> **What is needed**: Report back each line of the records that contains the string "theory".

---------- Records shown ----------

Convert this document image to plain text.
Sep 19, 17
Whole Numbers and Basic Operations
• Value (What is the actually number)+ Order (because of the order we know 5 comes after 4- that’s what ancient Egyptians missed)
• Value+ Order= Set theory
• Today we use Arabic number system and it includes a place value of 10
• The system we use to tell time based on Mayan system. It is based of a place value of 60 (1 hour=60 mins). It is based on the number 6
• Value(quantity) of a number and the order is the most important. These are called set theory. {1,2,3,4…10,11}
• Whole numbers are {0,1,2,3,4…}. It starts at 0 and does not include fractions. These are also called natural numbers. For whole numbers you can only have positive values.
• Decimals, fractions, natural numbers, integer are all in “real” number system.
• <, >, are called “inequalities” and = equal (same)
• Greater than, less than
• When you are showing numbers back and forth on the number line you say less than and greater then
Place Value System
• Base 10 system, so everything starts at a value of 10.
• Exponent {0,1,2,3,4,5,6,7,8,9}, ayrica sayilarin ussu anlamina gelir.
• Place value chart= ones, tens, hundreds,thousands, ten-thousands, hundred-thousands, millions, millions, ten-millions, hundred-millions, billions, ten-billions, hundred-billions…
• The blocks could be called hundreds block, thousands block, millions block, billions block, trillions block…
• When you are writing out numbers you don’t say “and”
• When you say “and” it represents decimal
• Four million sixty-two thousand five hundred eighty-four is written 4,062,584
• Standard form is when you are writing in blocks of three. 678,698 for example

----------

> **Task output**:
• Value+ Order= Set theory
• Value(quantity) of a number and the order is the most important. These are called set theory. {1,2,3,4…10,11}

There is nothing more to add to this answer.